Exercise description: What is the number of lines containing "Aptauja"? Give only that number.

(Dataset excerpts)

--- START ---

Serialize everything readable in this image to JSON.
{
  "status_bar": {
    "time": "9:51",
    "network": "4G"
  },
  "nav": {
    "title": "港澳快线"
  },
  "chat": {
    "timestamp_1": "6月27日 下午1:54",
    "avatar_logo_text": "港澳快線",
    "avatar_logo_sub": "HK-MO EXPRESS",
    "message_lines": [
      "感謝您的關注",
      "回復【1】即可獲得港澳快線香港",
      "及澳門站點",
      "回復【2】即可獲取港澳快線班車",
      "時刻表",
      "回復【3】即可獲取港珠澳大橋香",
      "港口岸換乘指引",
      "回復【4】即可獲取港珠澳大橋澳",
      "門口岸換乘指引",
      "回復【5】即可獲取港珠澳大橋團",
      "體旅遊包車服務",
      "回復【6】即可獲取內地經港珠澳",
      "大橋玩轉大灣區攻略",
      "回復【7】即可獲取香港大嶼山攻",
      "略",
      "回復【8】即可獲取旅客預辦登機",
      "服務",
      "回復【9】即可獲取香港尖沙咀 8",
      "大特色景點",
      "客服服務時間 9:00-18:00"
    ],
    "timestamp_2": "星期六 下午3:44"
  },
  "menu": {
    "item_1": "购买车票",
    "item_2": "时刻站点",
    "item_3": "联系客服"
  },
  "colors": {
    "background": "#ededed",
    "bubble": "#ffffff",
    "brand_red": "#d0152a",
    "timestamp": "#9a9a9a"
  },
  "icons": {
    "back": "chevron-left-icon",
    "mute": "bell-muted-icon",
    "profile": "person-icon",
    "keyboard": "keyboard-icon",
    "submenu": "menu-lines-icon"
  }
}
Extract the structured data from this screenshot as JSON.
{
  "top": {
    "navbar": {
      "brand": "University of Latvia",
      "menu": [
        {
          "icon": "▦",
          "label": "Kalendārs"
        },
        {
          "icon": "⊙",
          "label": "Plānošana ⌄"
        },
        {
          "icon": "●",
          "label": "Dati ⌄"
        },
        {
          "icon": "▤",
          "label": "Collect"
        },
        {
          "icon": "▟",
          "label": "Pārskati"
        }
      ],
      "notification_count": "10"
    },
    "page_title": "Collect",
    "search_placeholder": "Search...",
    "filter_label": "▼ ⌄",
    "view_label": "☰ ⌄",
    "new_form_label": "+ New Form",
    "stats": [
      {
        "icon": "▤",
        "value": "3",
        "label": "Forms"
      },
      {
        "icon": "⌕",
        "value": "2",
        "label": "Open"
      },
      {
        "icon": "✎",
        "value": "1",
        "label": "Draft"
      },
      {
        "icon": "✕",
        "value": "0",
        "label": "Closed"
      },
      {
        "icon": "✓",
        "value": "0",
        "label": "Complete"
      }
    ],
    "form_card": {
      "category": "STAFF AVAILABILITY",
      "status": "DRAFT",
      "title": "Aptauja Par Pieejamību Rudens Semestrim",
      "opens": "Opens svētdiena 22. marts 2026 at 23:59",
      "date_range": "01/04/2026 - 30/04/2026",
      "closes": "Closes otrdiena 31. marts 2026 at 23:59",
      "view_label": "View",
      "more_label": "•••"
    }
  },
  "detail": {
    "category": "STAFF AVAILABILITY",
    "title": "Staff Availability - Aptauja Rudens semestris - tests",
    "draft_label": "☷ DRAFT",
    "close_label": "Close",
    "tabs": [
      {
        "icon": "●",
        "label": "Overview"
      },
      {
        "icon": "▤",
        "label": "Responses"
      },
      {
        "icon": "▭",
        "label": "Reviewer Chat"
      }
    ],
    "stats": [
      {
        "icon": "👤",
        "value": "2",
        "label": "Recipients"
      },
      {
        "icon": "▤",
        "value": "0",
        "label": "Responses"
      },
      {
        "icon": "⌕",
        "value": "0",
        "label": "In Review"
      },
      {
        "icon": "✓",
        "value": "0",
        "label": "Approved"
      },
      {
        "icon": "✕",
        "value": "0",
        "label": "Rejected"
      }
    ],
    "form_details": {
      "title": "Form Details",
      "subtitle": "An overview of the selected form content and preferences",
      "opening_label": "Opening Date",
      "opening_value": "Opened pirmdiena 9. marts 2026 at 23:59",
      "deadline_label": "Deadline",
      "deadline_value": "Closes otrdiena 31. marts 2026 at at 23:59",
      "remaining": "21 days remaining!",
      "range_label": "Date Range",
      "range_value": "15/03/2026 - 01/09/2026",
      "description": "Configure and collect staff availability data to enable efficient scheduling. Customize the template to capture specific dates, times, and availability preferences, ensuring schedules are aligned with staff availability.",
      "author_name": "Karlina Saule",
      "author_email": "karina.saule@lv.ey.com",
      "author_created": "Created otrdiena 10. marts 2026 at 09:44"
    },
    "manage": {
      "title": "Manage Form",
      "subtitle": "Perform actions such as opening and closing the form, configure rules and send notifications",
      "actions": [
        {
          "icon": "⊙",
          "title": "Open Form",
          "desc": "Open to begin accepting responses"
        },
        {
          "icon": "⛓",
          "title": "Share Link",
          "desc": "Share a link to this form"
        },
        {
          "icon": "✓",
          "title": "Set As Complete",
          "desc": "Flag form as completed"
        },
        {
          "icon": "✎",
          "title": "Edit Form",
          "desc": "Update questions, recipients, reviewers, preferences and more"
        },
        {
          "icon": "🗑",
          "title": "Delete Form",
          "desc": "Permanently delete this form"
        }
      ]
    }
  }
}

--- END ---

Task output: 2